— Begin ITEMS —

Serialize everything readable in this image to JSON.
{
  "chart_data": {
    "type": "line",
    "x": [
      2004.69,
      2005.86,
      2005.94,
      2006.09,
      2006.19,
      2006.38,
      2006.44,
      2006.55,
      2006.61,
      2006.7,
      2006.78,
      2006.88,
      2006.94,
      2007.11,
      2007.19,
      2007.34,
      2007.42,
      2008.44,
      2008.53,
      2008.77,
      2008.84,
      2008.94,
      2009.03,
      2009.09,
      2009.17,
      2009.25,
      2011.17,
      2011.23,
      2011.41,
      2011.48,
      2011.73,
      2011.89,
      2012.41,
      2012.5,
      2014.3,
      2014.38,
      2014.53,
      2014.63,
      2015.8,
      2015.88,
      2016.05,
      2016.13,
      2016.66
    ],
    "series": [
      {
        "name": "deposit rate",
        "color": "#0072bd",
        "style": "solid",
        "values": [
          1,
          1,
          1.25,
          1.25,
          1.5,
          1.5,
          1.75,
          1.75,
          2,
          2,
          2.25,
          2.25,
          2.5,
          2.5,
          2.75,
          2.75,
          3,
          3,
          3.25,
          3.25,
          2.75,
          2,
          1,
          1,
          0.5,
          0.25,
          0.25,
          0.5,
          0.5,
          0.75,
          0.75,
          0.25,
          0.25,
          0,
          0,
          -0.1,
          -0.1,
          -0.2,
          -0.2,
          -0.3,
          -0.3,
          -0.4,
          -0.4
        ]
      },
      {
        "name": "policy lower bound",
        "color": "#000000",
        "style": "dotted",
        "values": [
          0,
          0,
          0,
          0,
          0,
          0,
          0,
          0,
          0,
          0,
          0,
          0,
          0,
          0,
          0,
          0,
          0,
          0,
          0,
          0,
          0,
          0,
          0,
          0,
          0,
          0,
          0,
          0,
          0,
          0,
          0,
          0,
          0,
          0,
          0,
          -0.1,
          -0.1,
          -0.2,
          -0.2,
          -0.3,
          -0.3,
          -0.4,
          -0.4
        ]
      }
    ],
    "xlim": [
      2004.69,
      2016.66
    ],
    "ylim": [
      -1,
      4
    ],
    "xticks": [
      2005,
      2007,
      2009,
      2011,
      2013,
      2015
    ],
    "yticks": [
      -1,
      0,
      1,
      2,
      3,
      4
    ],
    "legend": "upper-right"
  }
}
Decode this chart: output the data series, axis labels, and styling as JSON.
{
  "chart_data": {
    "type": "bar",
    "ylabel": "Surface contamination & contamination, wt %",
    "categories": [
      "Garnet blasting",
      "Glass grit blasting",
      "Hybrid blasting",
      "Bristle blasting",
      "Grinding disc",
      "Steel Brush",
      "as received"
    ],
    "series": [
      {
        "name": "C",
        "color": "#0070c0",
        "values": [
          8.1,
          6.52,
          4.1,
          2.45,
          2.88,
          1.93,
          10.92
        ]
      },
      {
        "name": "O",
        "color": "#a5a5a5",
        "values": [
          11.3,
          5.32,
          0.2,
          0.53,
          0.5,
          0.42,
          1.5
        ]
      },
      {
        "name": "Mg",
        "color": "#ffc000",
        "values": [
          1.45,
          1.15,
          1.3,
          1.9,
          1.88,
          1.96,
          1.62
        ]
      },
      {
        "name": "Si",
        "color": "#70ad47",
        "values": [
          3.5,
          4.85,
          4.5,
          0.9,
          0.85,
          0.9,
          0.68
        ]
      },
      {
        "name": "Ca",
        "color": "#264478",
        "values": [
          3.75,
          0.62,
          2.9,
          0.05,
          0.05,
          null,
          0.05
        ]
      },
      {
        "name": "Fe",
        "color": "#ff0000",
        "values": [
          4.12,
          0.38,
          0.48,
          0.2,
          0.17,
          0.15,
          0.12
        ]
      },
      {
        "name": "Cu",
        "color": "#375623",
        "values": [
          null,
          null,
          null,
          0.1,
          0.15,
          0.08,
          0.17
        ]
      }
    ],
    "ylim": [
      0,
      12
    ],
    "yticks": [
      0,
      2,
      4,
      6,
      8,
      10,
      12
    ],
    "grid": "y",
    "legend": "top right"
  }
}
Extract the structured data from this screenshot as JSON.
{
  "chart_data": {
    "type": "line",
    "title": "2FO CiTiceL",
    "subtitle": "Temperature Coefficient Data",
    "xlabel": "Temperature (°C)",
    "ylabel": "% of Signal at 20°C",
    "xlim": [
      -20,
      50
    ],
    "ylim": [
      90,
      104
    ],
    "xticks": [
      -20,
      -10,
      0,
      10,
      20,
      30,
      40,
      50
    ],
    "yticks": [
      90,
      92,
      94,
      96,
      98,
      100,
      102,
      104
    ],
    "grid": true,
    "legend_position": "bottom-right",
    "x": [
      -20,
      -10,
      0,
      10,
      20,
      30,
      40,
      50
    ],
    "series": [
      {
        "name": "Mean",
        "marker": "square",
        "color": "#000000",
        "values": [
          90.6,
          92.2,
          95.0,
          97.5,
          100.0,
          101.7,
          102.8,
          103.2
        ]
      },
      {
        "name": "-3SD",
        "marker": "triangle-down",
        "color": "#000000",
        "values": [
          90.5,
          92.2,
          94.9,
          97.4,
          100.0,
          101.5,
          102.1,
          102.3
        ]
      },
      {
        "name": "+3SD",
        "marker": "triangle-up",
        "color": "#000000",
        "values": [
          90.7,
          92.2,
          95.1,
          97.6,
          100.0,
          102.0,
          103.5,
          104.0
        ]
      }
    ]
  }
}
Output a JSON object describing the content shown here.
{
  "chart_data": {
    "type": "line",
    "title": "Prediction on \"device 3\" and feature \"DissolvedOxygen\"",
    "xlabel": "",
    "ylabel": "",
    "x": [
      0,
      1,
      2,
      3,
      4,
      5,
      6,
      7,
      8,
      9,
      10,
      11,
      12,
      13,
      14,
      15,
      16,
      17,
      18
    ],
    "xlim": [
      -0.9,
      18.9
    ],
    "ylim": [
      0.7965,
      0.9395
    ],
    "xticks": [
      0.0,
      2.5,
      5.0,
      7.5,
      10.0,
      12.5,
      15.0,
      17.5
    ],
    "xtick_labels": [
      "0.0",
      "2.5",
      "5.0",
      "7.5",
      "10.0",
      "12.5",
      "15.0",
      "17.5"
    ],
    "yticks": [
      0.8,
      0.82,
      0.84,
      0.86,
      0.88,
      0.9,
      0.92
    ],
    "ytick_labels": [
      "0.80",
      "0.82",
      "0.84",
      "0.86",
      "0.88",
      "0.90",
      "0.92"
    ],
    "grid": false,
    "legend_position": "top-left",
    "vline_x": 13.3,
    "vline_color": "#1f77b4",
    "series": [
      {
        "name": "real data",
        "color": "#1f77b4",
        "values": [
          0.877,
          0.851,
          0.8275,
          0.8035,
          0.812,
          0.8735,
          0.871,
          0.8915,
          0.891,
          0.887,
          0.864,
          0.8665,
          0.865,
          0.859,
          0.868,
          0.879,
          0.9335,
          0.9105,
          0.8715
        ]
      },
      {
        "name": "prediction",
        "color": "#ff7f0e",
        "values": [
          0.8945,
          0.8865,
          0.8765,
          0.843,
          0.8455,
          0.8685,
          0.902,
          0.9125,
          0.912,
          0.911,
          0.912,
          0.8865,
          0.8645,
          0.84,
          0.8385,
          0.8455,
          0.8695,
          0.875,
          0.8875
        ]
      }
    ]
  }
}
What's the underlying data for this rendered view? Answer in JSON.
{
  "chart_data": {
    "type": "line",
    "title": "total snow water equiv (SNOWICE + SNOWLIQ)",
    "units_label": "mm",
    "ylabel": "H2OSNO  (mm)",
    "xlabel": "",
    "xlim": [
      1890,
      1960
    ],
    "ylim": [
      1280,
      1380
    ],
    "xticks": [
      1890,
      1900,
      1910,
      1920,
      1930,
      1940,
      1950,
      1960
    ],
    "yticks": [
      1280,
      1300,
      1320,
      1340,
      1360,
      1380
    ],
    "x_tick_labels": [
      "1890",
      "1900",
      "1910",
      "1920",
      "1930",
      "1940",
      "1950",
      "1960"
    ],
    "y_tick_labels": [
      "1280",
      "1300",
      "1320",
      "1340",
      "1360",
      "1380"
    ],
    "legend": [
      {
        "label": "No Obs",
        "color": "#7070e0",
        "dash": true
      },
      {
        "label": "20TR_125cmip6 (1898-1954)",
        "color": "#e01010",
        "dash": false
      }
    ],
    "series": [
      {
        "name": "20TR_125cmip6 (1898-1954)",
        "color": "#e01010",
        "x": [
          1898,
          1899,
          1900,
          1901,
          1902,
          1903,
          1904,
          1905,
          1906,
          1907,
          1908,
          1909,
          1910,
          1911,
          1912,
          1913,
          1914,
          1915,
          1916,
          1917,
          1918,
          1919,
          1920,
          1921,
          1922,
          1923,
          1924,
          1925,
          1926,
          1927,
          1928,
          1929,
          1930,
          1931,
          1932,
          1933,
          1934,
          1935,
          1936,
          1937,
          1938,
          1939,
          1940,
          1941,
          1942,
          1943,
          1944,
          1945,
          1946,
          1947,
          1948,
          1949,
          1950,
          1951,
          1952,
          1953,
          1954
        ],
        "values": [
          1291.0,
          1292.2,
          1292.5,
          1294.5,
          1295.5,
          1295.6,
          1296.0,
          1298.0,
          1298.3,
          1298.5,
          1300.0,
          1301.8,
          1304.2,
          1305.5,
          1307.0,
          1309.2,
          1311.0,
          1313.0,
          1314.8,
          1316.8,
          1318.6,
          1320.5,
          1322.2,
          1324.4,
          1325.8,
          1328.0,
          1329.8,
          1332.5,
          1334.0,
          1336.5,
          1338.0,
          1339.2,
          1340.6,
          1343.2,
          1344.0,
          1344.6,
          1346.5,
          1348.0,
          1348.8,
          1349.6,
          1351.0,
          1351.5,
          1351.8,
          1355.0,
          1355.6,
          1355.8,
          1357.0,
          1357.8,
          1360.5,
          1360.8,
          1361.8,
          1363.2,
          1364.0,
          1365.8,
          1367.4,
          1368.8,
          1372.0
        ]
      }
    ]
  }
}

— End ITEMS —

WHAT IS BEING ASKED: Show the lines that mention the word "marker".

RESPONSE TO THE EXERCISE:
        "marker": "square",
        "marker": "triangle-down",
        "marker": "triangle-up",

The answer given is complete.